Dataset »
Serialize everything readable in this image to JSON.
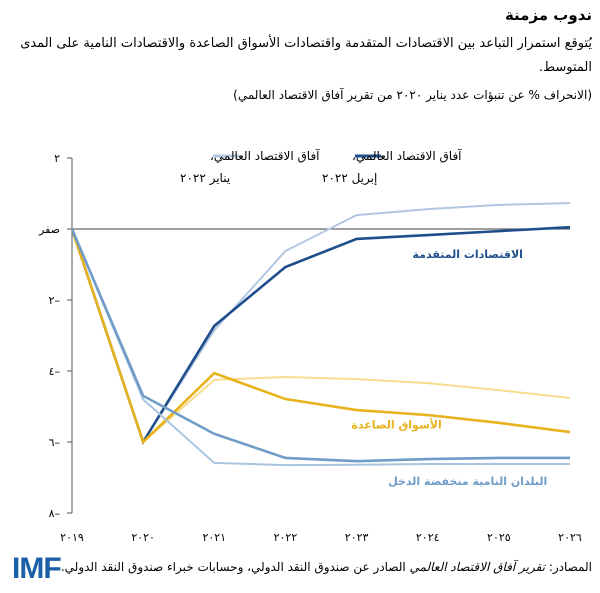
{
  "header": {
    "title": "ندوب مزمنة",
    "subtitle": "يُتوقع استمرار التباعد بين الاقتصادات المتقدمة واقتصادات الأسواق الصاعدة والاقتصادات النامية على المدى المتوسط.",
    "unit": "(الانحراف % عن تنبؤات عدد يناير ٢٠٢٠ من تقرير آفاق الاقتصاد العالمي)"
  },
  "chart_data": {
    "type": "line",
    "x": [
      "٢٠١٩",
      "٢٠٢٠",
      "٢٠٢١",
      "٢٠٢٢",
      "٢٠٢٣",
      "٢٠٢٤",
      "٢٠٢٥",
      "٢٠٢٦"
    ],
    "ylim": [
      -8,
      2
    ],
    "yticks": [
      {
        "v": 2,
        "label": "٢"
      },
      {
        "v": 0,
        "label": "صفر"
      },
      {
        "v": -2,
        "label": "٢–"
      },
      {
        "v": -4,
        "label": "٤–"
      },
      {
        "v": -6,
        "label": "٦–"
      },
      {
        "v": -8,
        "label": "٨–"
      }
    ],
    "legend": [
      {
        "line1": "آفاق الاقتصاد العالمي،",
        "line2": "إبريل ٢٠٢٢",
        "color": "#1f4e8c"
      },
      {
        "line1": "آفاق الاقتصاد العالمي،",
        "line2": "يناير ٢٠٢٢",
        "color": "#b3c7e0"
      }
    ],
    "series": [
      {
        "group": "advanced",
        "vintage": "January 2022",
        "color": "#b3c7e0",
        "values": [
          0,
          -6,
          -2.85,
          -0.62,
          0.39,
          0.56,
          0.68,
          0.73
        ]
      },
      {
        "group": "advanced",
        "vintage": "April 2022",
        "color": "#1f4e8c",
        "values": [
          0,
          -6,
          -2.73,
          -1.07,
          -0.28,
          -0.17,
          -0.06,
          0.05
        ]
      },
      {
        "group": "emerging",
        "vintage": "January 2022",
        "color": "#f7dc8f",
        "values": [
          0,
          -6,
          -4.25,
          -4.17,
          -4.23,
          -4.34,
          -4.54,
          -4.76
        ]
      },
      {
        "group": "emerging",
        "vintage": "April 2022",
        "color": "#e8b21c",
        "values": [
          0,
          -6,
          -4.06,
          -4.79,
          -5.1,
          -5.24,
          -5.46,
          -5.72
        ]
      },
      {
        "group": "low-income",
        "vintage": "January 2022",
        "color": "#a9c4df",
        "values": [
          0,
          -4.8,
          -6.59,
          -6.65,
          -6.64,
          -6.62,
          -6.62,
          -6.62
        ]
      },
      {
        "group": "low-income",
        "vintage": "April 2022",
        "color": "#6f9cc8",
        "values": [
          0,
          -4.7,
          -5.77,
          -6.45,
          -6.54,
          -6.48,
          -6.45,
          -6.45
        ]
      }
    ],
    "annotations": [
      {
        "text": "الاقتصادات المتقدمة",
        "color": "#1f4e8c",
        "x": "٢٠٢٤",
        "y": -0.7
      },
      {
        "text": "الأسواق الصاعدة",
        "color": "#e8b21c",
        "x": "٢٠٢٣",
        "y": -5.5
      },
      {
        "text": "البلدان النامية منخفضة الدخل",
        "color": "#6f9cc8",
        "x": "٢٠٢٤",
        "y": -7.1
      }
    ],
    "zero_line": true
  },
  "footer": {
    "source_prefix": "المصادر: ",
    "source_italic": "تقرير آفاق الاقتصاد العالمي",
    "source_rest": " الصادر عن صندوق النقد الدولي، وحسابات خبراء صندوق النقد الدولي.",
    "logo": "IMF"
  }
}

Job » Lines holding the word "آفاق" in the entries above are the ones to pull out. Copy them all.

Solution to this task »
    "unit": "(الانحراف % عن تنبؤات عدد يناير ٢٠٢٠ من تقرير آفاق الاقتصاد العالمي)"
        "line1": "آفاق الاقتصاد العالمي،",
        "line1": "آفاق الاقتصاد العالمي،",
    "source_italic": "تقرير آفاق الاقتصاد العالمي",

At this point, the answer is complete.